■ Input
======

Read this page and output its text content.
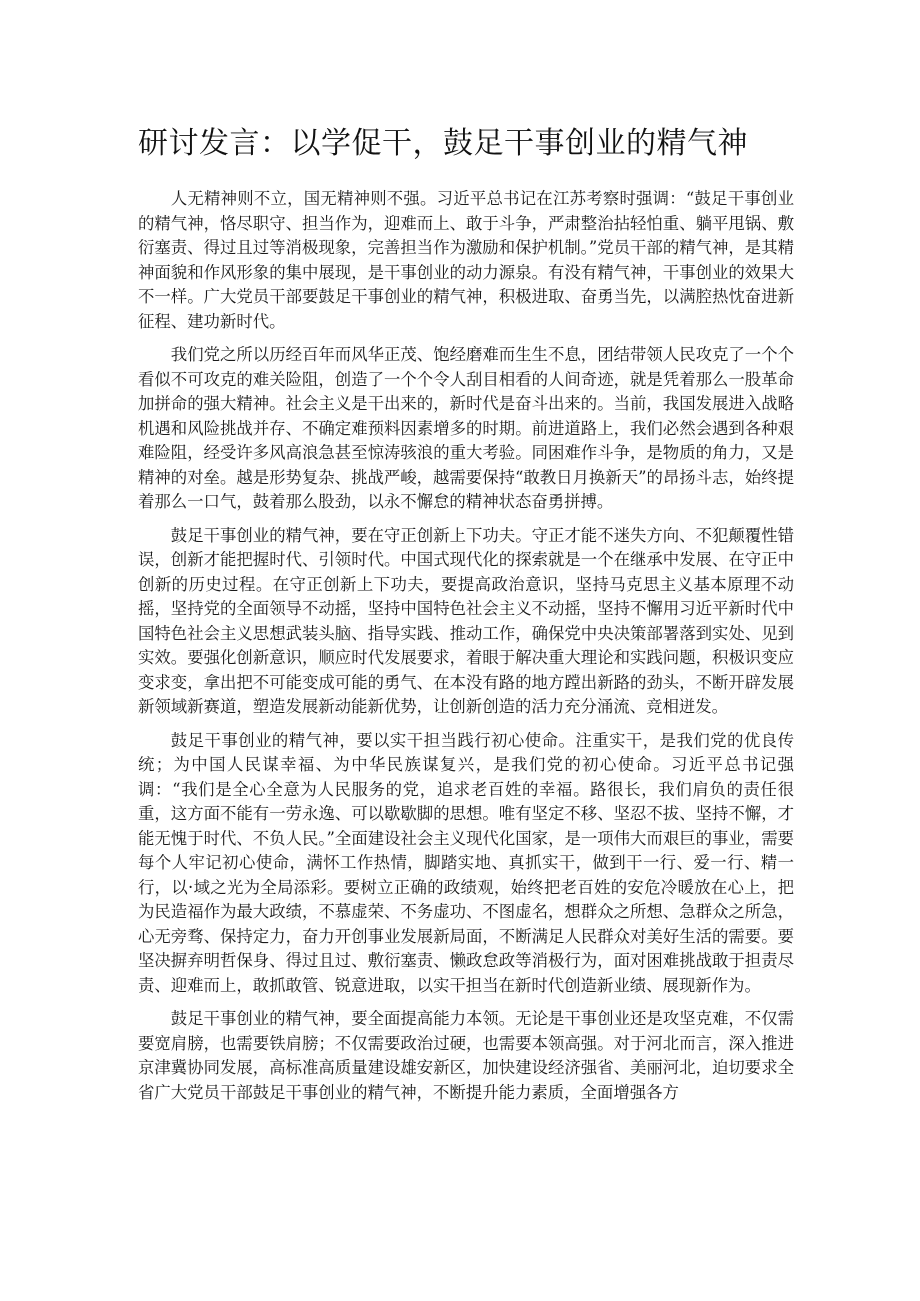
研讨发言：以学促干，鼓足干事创业的精气神

人无精神则不立，国无精神则不强。习近平总书记在江苏考察时强调：“鼓足干事创业的精气神，恪尽职守、担当作为，迎难而上、敢于斗争，严肃整治拈轻怕重、躺平甩锅、敷衍塞责、得过且过等消极现象，完善担当作为激励和保护机制。”党员干部的精气神，是其精神面貌和作风形象的集中展现，是干事创业的动力源泉。有没有精气神，干事创业的效果大不一样。广大党员干部要鼓足干事创业的精气神，积极进取、奋勇当先，以满腔热忱奋进新征程、建功新时代。

我们党之所以历经百年而风华正茂、饱经磨难而生生不息，团结带领人民攻克了一个个看似不可攻克的难关险阻，创造了一个个令人刮目相看的人间奇迹，就是凭着那么一股革命加拼命的强大精神。社会主义是干出来的，新时代是奋斗出来的。当前，我国发展进入战略机遇和风险挑战并存、不确定难预料因素增多的时期。前进道路上，我们必然会遇到各种艰难险阻，经受许多风高浪急甚至惊涛骇浪的重大考验。同困难作斗争，是物质的角力，又是精神的对垒。越是形势复杂、挑战严峻，越需要保持“敢教日月换新天”的昂扬斗志，始终提着那么一口气，鼓着那么股劲，以永不懈怠的精神状态奋勇拼搏。

鼓足干事创业的精气神，要在守正创新上下功夫。守正才能不迷失方向、不犯颠覆性错误，创新才能把握时代、引领时代。中国式现代化的探索就是一个在继承中发展、在守正中创新的历史过程。在守正创新上下功夫，要提高政治意识，坚持马克思主义基本原理不动摇，坚持党的全面领导不动摇，坚持中国特色社会主义不动摇，坚持不懈用习近平新时代中国特色社会主义思想武装头脑、指导实践、推动工作，确保党中央决策部署落到实处、见到实效。要强化创新意识，顺应时代发展要求，着眼于解决重大理论和实践问题，积极识变应变求变，拿出把不可能变成可能的勇气、在本没有路的地方蹚出新路的劲头，不断开辟发展新领域新赛道，塑造发展新动能新优势，让创新创造的活力充分涌流、竞相迸发。

鼓足干事创业的精气神，要以实干担当践行初心使命。注重实干，是我们党的优良传统；为中国人民谋幸福、为中华民族谋复兴，是我们党的初心使命。习近平总书记强调：“我们是全心全意为人民服务的党，追求老百姓的幸福。路很长，我们肩负的责任很重，这方面不能有一劳永逸、可以歇歇脚的思想。唯有坚定不移、坚忍不拔、坚持不懈，才能无愧于时代、不负人民。”全面建设社会主义现代化国家，是一项伟大而艰巨的事业，需要每个人牢记初心使命，满怀工作热情，脚踏实地、真抓实干，做到干一行、爱一行、精一行，以·域之光为全局添彩。要树立正确的政绩观，始终把老百姓的安危冷暖放在心上，把为民造福作为最大政绩，不慕虚荣、不务虚功、不图虚名，想群众之所想、急群众之所急，心无旁骛、保持定力，奋力开创事业发展新局面，不断满足人民群众对美好生活的需要。要坚决摒弃明哲保身、得过且过、敷衍塞责、懒政怠政等消极行为，面对困难挑战敢于担责尽责、迎难而上，敢抓敢管、锐意进取，以实干担当在新时代创造新业绩、展现新作为。

鼓足干事创业的精气神，要全面提高能力本领。无论是干事创业还是攻坚克难，不仅需要宽肩膀，也需要铁肩膀；不仅需要政治过硬，也需要本领高强。对于河北而言，深入推进京津冀协同发展，高标准高质量建设雄安新区，加快建设经济强省、美丽河北，迫切要求全省广大党员干部鼓足干事创业的精气神，不断提升能力素质，全面增强各方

======

■ Exercise instructions
Where a line above contains the string "迎难而上", copy that line.

■ Right answer
人无精神则不立，国无精神则不强。习近平总书记在江苏考察时强调：“鼓足干事创业的精气神，恪尽职守、担当作为，迎难而上、敢于斗争，严肃整治拈轻怕重、躺平甩锅、敷衍塞责、得过且过等消极现象，完善担当作为激励和保护机制。”党员干部的精气神，是其精神面貌和作风形象的集中展现，是干事创业的动力源泉。有没有精气神，干事创业的效果大不一样。广大党员干部要鼓足干事创业的精气神，积极进取、奋勇当先，以满腔热忱奋进新征程、建功新时代。
鼓足干事创业的精气神，要以实干担当践行初心使命。注重实干，是我们党的优良传统；为中国人民谋幸福、为中华民族谋复兴，是我们党的初心使命。习近平总书记强调：“我们是全心全意为人民服务的党，追求老百姓的幸福。路很长，我们肩负的责任很重，这方面不能有一劳永逸、可以歇歇脚的思想。唯有坚定不移、坚忍不拔、坚持不懈，才能无愧于时代、不负人民。”全面建设社会主义现代化国家，是一项伟大而艰巨的事业，需要每个人牢记初心使命，满怀工作热情，脚踏实地、真抓实干，做到干一行、爱一行、精一行，以·域之光为全局添彩。要树立正确的政绩观，始终把老百姓的安危冷暖放在心上，把为民造福作为最大政绩，不慕虚荣、不务虚功、不图虚名，想群众之所想、急群众之所急，心无旁骛、保持定力，奋力开创事业发展新局面，不断满足人民群众对美好生活的需要。要坚决摒弃明哲保身、得过且过、敷衍塞责、懒政怠政等消极行为，面对困难挑战敢于担责尽责、迎难而上，敢抓敢管、锐意进取，以实干担当在新时代创造新业绩、展现新作为。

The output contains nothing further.